→ **PROVIDED ENTRIES**:

*****

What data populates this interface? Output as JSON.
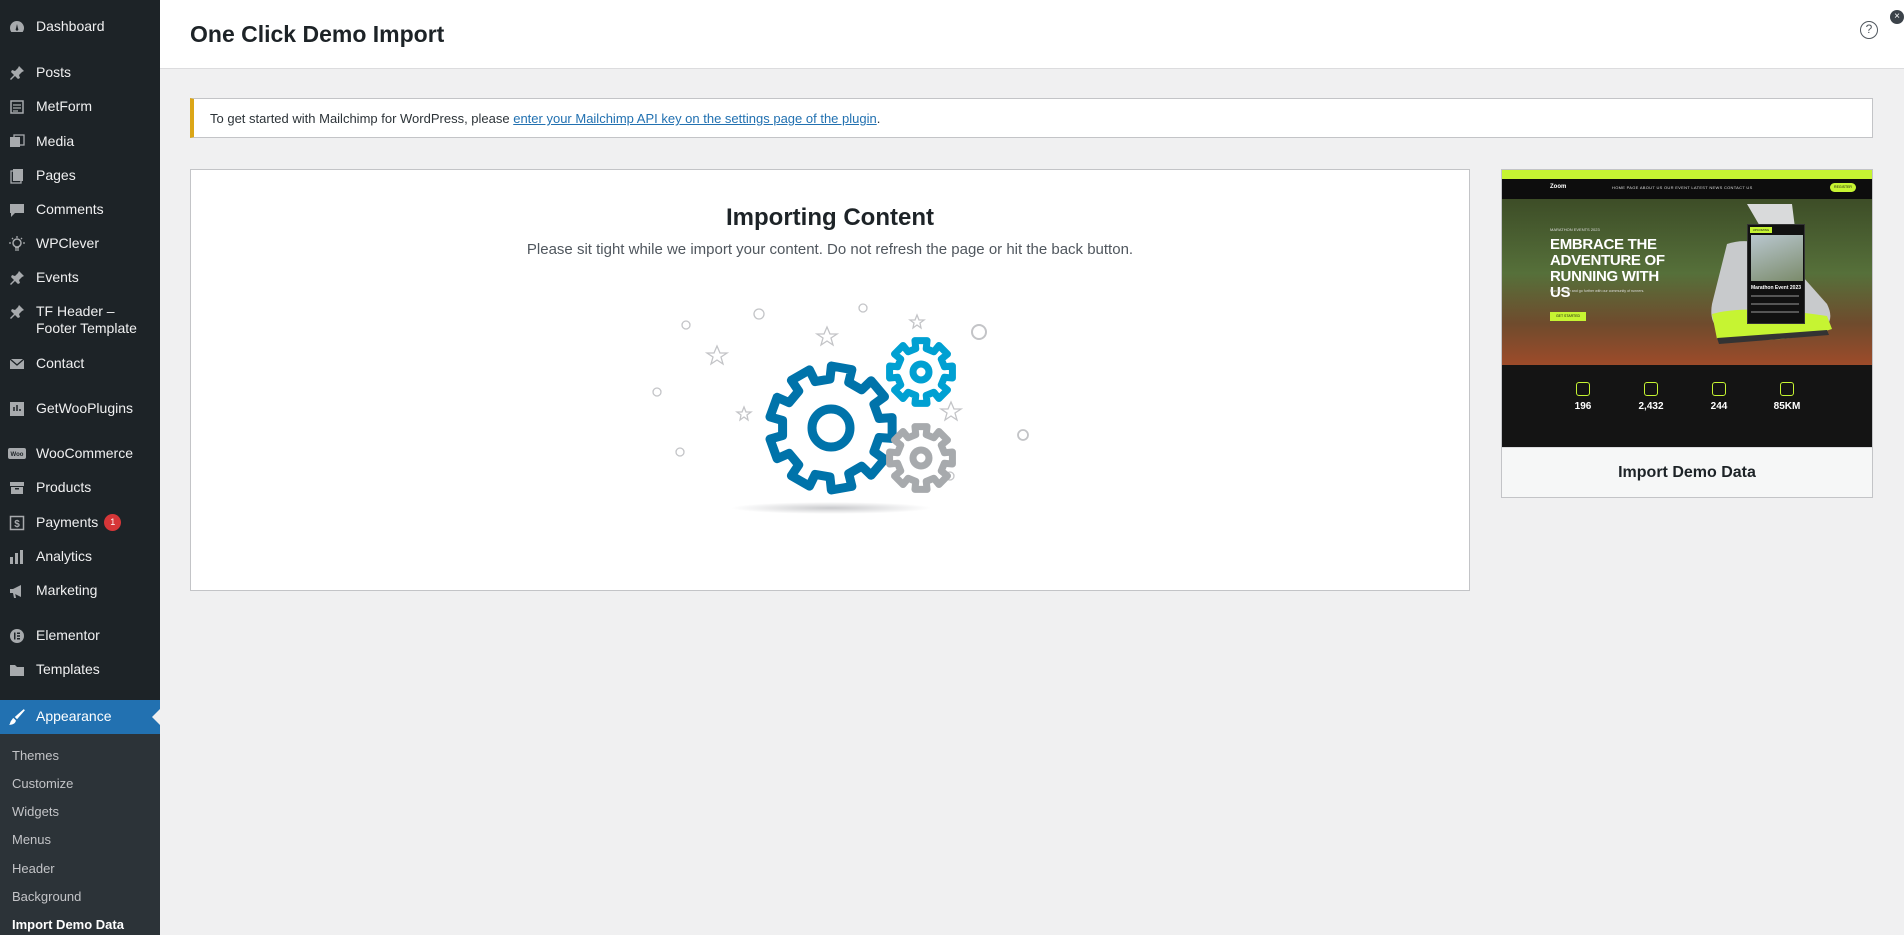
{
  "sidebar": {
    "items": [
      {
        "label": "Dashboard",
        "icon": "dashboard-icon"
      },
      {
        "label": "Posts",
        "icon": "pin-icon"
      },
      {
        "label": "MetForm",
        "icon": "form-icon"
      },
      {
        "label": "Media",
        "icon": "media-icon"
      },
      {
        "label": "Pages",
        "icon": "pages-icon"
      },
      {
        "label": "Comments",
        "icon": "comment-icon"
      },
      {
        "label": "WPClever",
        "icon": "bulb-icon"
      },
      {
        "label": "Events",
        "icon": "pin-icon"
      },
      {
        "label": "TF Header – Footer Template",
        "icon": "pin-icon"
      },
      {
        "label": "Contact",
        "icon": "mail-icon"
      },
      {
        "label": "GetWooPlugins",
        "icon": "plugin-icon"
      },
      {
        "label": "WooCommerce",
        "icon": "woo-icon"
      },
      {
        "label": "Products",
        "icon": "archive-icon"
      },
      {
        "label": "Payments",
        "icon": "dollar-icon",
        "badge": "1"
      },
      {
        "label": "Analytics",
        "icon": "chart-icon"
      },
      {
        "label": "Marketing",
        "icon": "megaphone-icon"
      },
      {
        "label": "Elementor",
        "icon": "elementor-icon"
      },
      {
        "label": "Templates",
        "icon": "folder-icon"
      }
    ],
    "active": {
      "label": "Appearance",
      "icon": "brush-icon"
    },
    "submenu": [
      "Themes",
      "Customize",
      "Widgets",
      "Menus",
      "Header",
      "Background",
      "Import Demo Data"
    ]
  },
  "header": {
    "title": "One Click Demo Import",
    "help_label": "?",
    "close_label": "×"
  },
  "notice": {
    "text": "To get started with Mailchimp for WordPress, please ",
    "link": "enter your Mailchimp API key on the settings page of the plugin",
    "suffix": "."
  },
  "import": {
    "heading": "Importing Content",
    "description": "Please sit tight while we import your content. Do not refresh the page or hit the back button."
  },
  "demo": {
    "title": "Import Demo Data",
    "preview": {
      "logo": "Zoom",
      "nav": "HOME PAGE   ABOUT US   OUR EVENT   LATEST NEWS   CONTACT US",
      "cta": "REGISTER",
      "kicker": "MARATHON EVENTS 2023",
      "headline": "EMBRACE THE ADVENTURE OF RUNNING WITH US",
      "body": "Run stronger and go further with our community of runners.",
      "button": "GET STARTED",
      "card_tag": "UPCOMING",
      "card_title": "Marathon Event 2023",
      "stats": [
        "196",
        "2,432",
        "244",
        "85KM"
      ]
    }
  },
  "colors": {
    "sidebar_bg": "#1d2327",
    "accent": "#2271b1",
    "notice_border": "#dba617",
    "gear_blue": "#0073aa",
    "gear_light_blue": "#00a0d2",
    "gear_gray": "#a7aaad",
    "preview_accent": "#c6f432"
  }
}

*****

→ **TASK TO CARRY OUT**: Leaving aside the images, write out the entries above word for word.

→ **ANSWER FOR THE TASK**:
What data populates this interface? Output as JSON.
{
  "sidebar": {
    "items": [
      {
        "label": "Dashboard",
        "icon": "dashboard-icon"
      },
      {
        "label": "Posts",
        "icon": "pin-icon"
      },
      {
        "label": "MetForm",
        "icon": "form-icon"
      },
      {
        "label": "Media",
        "icon": "media-icon"
      },
      {
        "label": "Pages",
        "icon": "pages-icon"
      },
      {
        "label": "Comments",
        "icon": "comment-icon"
      },
      {
        "label": "WPClever",
        "icon": "bulb-icon"
      },
      {
        "label": "Events",
        "icon": "pin-icon"
      },
      {
        "label": "TF Header – Footer Template",
        "icon": "pin-icon"
      },
      {
        "label": "Contact",
        "icon": "mail-icon"
      },
      {
        "label": "GetWooPlugins",
        "icon": "plugin-icon"
      },
      {
        "label": "WooCommerce",
        "icon": "woo-icon"
      },
      {
        "label": "Products",
        "icon": "archive-icon"
      },
      {
        "label": "Payments",
        "icon": "dollar-icon",
        "badge": "1"
      },
      {
        "label": "Analytics",
        "icon": "chart-icon"
      },
      {
        "label": "Marketing",
        "icon": "megaphone-icon"
      },
      {
        "label": "Elementor",
        "icon": "elementor-icon"
      },
      {
        "label": "Templates",
        "icon": "folder-icon"
      }
    ],
    "active": {
      "label": "Appearance",
      "icon": "brush-icon"
    },
    "submenu": [
      "Themes",
      "Customize",
      "Widgets",
      "Menus",
      "Header",
      "Background",
      "Import Demo Data"
    ]
  },
  "header": {
    "title": "One Click Demo Import",
    "help_label": "?",
    "close_label": "×"
  },
  "notice": {
    "text": "To get started with Mailchimp for WordPress, please ",
    "link": "enter your Mailchimp API key on the settings page of the plugin",
    "suffix": "."
  },
  "import": {
    "heading": "Importing Content",
    "description": "Please sit tight while we import your content. Do not refresh the page or hit the back button."
  },
  "demo": {
    "title": "Import Demo Data",
    "preview": {
      "logo": "Zoom",
      "nav": "HOME PAGE   ABOUT US   OUR EVENT   LATEST NEWS   CONTACT US",
      "cta": "REGISTER",
      "kicker": "MARATHON EVENTS 2023",
      "headline": "EMBRACE THE ADVENTURE OF RUNNING WITH US",
      "body": "Run stronger and go further with our community of runners.",
      "button": "GET STARTED",
      "card_tag": "UPCOMING",
      "card_title": "Marathon Event 2023",
      "stats": [
        "196",
        "2,432",
        "244",
        "85KM"
      ]
    }
  },
  "colors": {
    "sidebar_bg": "#1d2327",
    "accent": "#2271b1",
    "notice_border": "#dba617",
    "gear_blue": "#0073aa",
    "gear_light_blue": "#00a0d2",
    "gear_gray": "#a7aaad",
    "preview_accent": "#c6f432"
  }
}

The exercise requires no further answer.